Work to be completed: Copy out every line exactly, passing over the pictures.

──────── Entries shown

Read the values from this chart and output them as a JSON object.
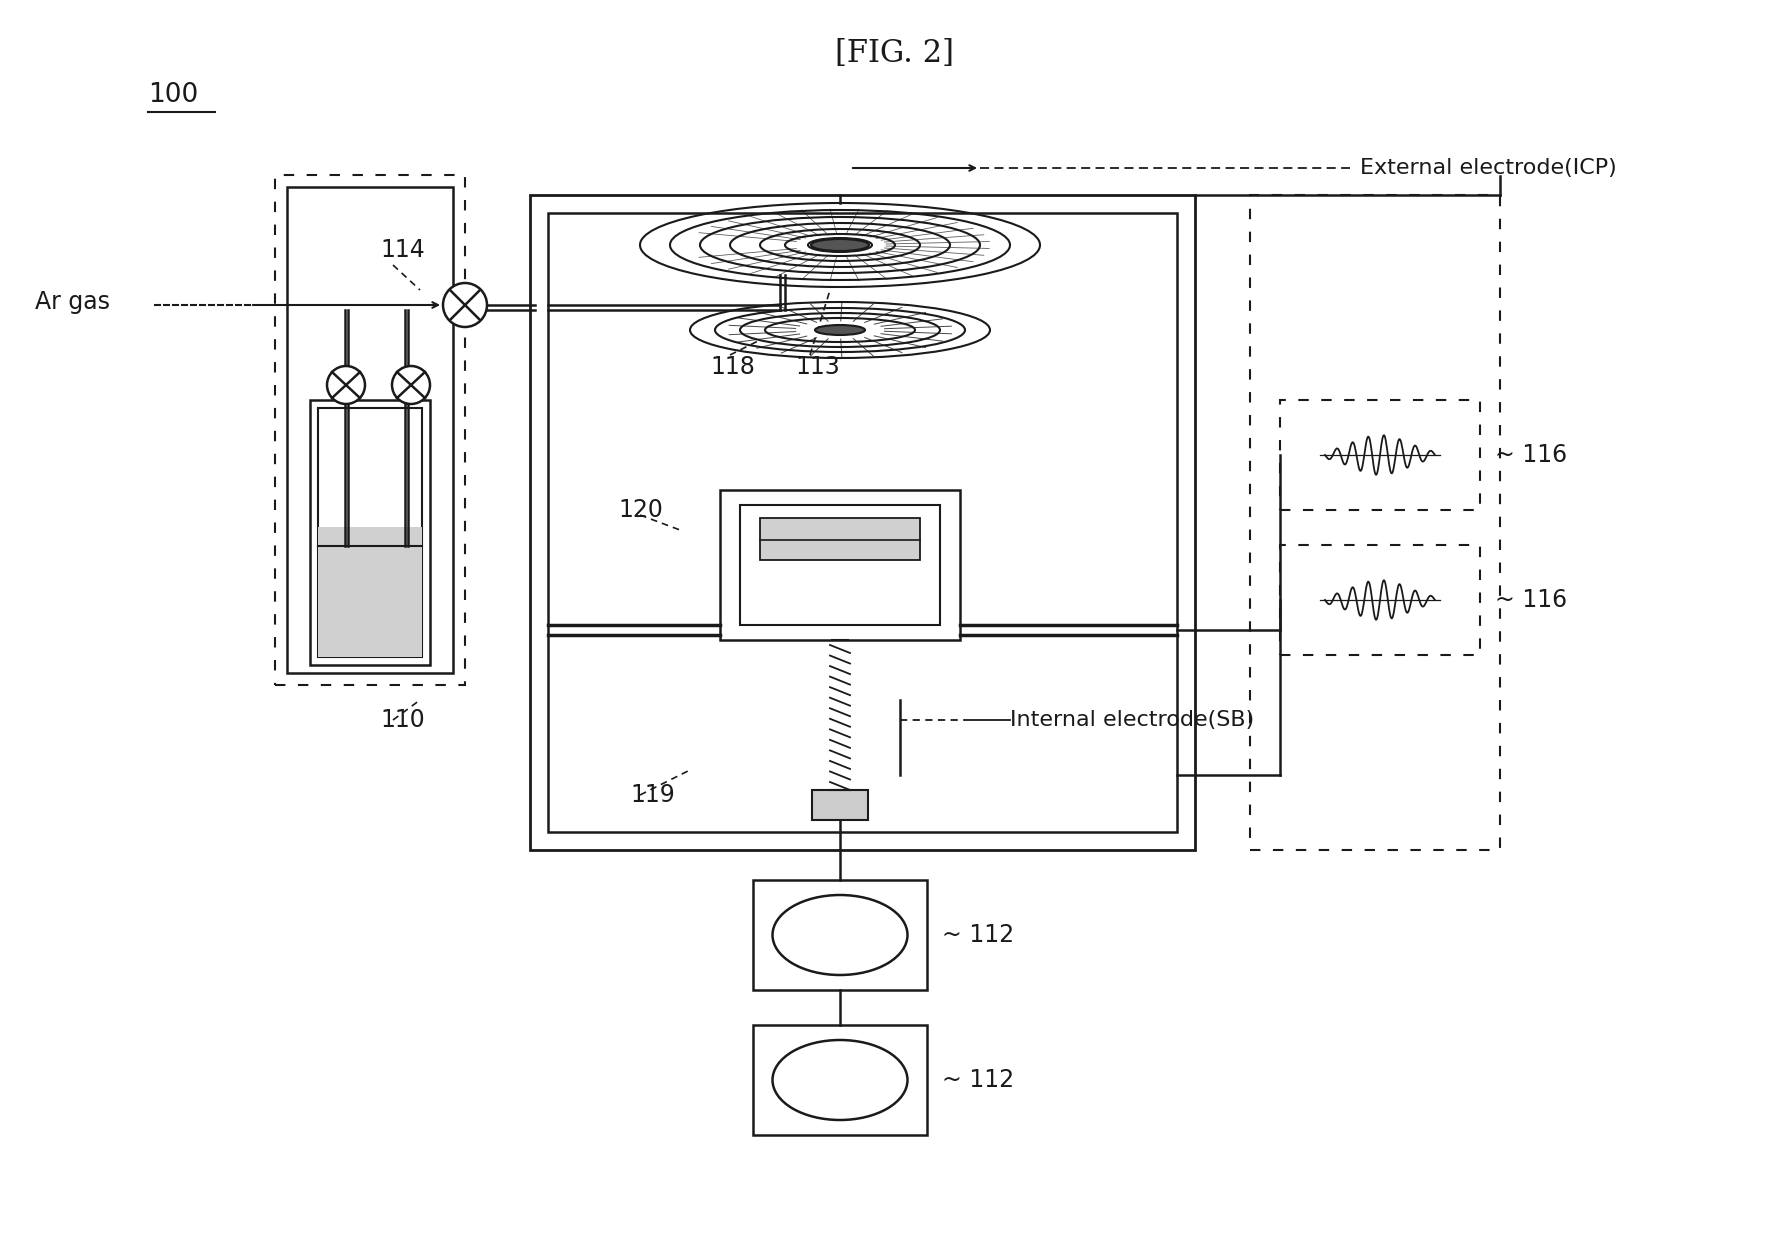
{
  "title": "[FIG. 2]",
  "bg_color": "#ffffff",
  "label_100": "100",
  "label_114": "114",
  "label_118": "118",
  "label_113": "113",
  "label_120": "120",
  "label_110": "110",
  "label_119": "119",
  "label_116": "116",
  "label_112": "112",
  "text_ar_gas": "Ar gas",
  "text_external": "External electrode(ICP)",
  "text_internal": "Internal electrode(SB)"
}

────────────────

Complete answer:
Read the values from this chart and output them as a JSON object.
{
  "title": "[FIG. 2]",
  "bg_color": "#ffffff",
  "label_100": "100",
  "label_114": "114",
  "label_118": "118",
  "label_113": "113",
  "label_120": "120",
  "label_110": "110",
  "label_119": "119",
  "label_116": "116",
  "label_112": "112",
  "text_ar_gas": "Ar gas",
  "text_external": "External electrode(ICP)",
  "text_internal": "Internal electrode(SB)"
}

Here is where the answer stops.